Task instructions
Go through the data below and gather each line containing "JSON".

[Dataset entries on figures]
***

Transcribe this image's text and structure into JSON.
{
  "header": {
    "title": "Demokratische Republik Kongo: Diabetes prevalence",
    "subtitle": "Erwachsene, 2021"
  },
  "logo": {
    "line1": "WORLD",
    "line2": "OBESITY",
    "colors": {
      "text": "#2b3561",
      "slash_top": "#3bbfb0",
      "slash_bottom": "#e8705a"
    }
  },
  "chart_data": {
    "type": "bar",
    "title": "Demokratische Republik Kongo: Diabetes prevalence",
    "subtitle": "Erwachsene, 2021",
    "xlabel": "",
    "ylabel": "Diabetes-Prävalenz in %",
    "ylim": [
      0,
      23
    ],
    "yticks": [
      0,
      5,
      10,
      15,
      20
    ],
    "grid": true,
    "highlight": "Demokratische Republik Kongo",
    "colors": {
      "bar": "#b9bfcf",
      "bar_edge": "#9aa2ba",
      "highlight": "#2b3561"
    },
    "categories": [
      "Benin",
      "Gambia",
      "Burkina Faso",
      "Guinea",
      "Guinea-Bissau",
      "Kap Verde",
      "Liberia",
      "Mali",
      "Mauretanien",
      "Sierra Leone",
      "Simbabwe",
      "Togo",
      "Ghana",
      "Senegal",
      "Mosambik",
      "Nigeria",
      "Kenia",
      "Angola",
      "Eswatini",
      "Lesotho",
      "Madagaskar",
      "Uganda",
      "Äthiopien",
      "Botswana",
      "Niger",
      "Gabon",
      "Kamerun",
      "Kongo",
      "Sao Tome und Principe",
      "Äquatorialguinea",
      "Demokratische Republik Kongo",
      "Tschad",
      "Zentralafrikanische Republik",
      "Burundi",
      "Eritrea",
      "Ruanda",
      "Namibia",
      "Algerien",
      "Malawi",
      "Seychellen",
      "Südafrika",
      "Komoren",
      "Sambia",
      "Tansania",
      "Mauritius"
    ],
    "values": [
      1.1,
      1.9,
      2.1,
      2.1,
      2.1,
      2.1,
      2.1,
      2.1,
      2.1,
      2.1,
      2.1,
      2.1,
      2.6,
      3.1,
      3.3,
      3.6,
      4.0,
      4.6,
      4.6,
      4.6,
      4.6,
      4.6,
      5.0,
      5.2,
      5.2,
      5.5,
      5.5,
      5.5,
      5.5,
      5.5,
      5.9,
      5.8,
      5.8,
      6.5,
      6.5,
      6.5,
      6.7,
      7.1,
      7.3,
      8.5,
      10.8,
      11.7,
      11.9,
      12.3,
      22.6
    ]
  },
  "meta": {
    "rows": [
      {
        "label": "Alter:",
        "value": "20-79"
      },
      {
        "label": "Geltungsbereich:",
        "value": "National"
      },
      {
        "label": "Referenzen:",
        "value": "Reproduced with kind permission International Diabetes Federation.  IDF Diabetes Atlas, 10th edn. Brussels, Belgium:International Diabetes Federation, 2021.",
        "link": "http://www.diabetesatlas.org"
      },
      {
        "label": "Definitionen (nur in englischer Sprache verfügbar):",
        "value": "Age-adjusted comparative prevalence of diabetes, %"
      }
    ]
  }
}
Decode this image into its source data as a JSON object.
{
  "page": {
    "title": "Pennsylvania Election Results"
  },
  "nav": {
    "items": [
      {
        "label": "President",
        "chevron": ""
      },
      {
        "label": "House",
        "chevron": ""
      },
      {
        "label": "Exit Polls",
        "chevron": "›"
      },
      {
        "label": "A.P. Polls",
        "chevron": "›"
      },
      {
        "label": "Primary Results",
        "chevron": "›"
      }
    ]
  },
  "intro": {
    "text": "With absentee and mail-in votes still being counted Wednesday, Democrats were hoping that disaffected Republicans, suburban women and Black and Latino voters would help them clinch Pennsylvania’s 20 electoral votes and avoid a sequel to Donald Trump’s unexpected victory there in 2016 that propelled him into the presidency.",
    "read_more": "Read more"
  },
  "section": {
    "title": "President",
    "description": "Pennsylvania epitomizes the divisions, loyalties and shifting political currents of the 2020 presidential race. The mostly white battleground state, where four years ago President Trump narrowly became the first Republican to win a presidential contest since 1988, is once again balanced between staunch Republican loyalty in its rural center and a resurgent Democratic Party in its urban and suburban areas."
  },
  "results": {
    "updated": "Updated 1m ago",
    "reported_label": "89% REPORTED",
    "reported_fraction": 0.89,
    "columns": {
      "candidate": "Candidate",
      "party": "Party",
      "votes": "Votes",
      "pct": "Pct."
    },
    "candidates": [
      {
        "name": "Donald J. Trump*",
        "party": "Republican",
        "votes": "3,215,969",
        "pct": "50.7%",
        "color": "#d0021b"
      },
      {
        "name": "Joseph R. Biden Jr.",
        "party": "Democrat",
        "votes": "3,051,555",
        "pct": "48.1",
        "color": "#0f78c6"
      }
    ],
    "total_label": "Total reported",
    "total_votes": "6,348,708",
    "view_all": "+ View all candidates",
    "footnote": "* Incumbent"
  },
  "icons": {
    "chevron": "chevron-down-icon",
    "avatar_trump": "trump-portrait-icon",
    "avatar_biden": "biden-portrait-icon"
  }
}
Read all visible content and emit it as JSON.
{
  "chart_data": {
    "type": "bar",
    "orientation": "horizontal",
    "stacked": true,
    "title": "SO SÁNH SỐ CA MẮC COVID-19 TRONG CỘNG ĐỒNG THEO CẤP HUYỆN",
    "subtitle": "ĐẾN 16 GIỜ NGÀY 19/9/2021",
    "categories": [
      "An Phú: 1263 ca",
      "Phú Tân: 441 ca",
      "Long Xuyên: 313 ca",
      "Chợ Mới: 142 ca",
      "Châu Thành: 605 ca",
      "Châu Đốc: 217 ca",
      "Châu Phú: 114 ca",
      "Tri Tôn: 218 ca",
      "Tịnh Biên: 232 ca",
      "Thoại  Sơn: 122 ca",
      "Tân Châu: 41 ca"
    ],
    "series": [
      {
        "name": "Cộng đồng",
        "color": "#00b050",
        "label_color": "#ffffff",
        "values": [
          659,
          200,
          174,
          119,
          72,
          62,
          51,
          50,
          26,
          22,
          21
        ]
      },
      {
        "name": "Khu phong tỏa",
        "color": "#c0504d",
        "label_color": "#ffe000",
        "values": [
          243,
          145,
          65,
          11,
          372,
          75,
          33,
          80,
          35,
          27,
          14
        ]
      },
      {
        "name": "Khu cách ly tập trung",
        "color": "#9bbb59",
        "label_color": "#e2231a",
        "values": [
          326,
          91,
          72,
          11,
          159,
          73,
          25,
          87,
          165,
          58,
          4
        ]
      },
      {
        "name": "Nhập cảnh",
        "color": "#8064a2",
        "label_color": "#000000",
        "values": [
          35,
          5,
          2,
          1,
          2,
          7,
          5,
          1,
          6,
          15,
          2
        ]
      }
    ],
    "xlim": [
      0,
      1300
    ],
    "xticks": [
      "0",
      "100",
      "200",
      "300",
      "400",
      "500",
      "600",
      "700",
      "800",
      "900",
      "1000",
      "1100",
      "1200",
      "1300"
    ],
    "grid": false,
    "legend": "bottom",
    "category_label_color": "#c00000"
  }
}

***

Result for this exercise
Transcribe this image's text and structure into JSON.
Decode this image into its source data as a JSON object.
Read all visible content and emit it as JSON.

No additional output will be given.